— START Available data —

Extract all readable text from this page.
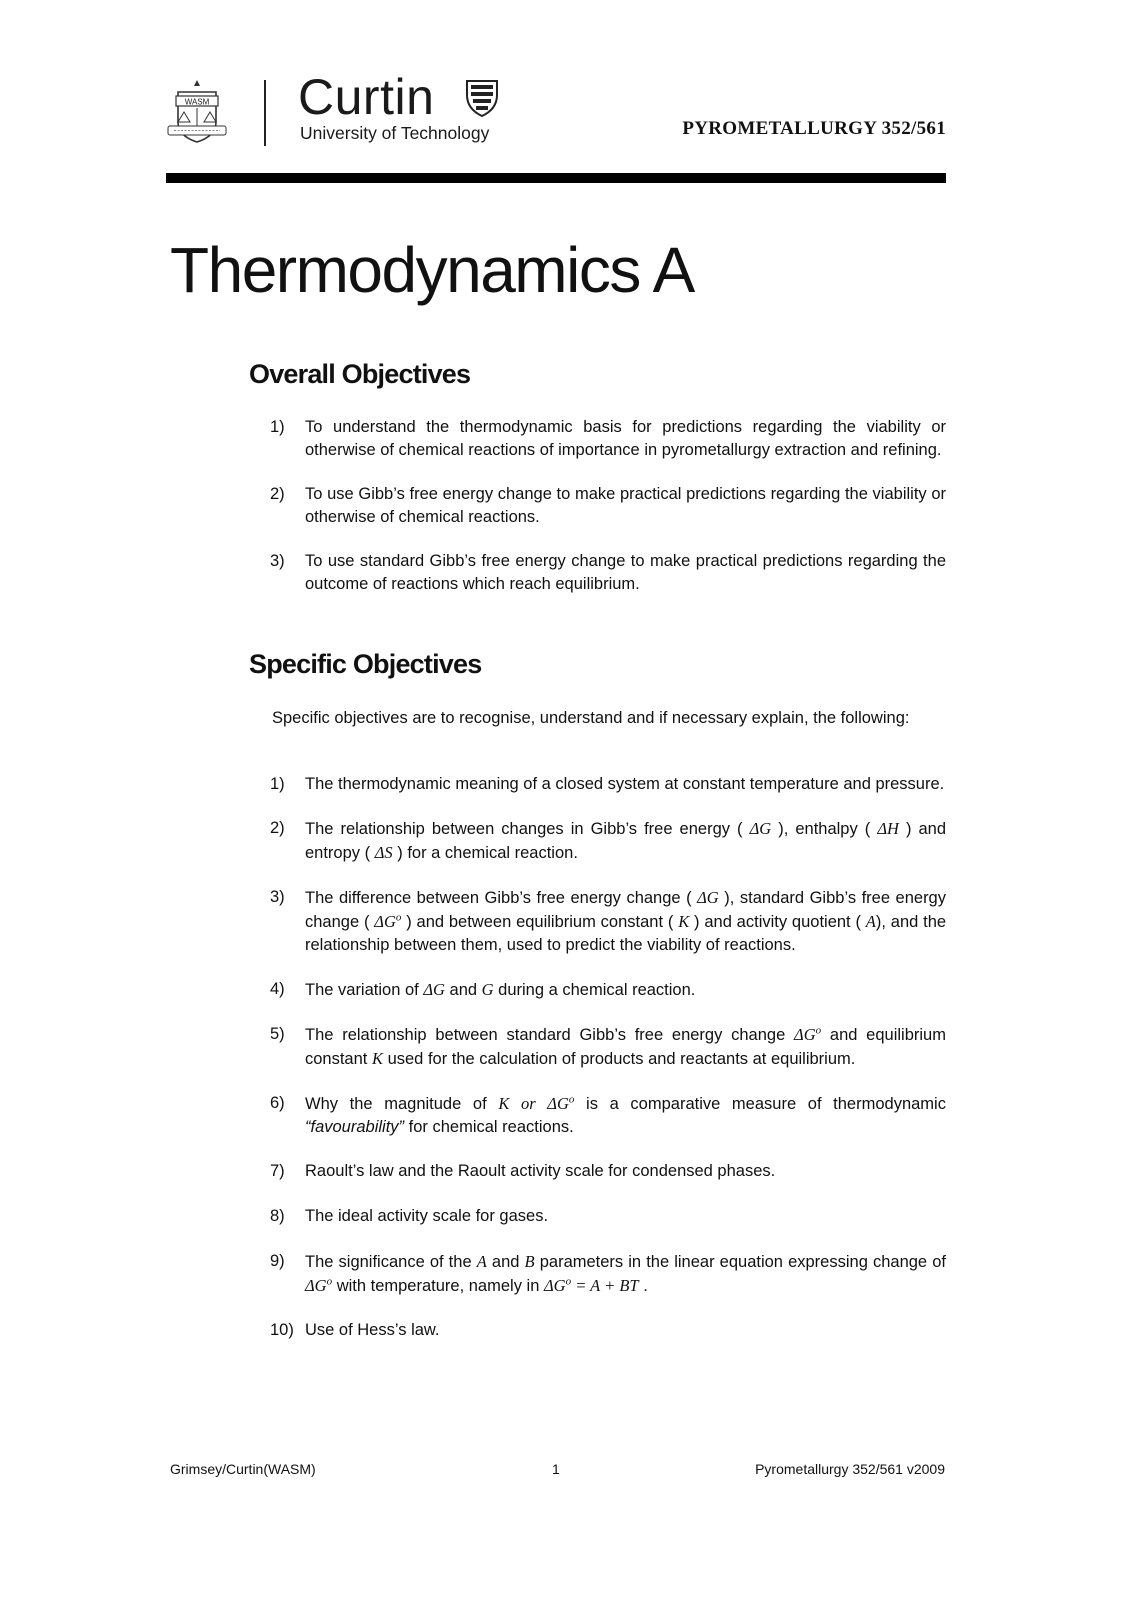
WASM Curtin
University of Technology	PYROMETALLURGY 352/561
Thermodynamics A
Overall Objectives
1) To understand the thermodynamic basis for predictions regarding the viability or otherwise of chemical reactions of importance in pyrometallurgy extraction and refining.
2) To use Gibb’s free energy change to make practical predictions regarding the viability or otherwise of chemical reactions.
3) To use standard Gibb’s free energy change to make practical predictions regarding the outcome of reactions which reach equilibrium.
Specific Objectives

Specific objectives are to recognise, understand and if necessary explain, the following:

1) The thermodynamic meaning of a closed system at constant temperature and pressure.
2) The relationship between changes in Gibb’s free energy ( ΔG ), enthalpy ( ΔH ) and entropy ( ΔS ) for a chemical reaction.
3) The difference between Gibb’s free energy change ( ΔG ), standard Gibb’s free energy change ( $\Delta G^o$ ) and between equilibrium constant ( K ) and activity quotient ( A), and the relationship between them, used to predict the viability of reactions.
4) The variation of ΔG and G during a chemical reaction.
5) The relationship between standard Gibb’s free energy change $\Delta G^o$ and equilibrium constant K used for the calculation of products and reactants at equilibrium.
6) Why the magnitude of K or $\Delta G^o$ is a comparative measure of thermodynamic “favourability” for chemical reactions.
7) Raoult’s law and the Raoult activity scale for condensed phases.
8) The ideal activity scale for gases.
9) The significance of the A and B parameters in the linear equation expressing change of $\Delta G^o$ with temperature, namely in $\Delta G^o = A$ + BT .
10) Use of Hess’s law.
Grimsey/Curtin(WASM)	1	Pyrometallurgy 352/561 v2009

— END Available data —

__Exercise description__:
Tally up the lines in the preceding listing that contain the string "otherwise". Respond with the number and nothing else.

__Correct answer__:
2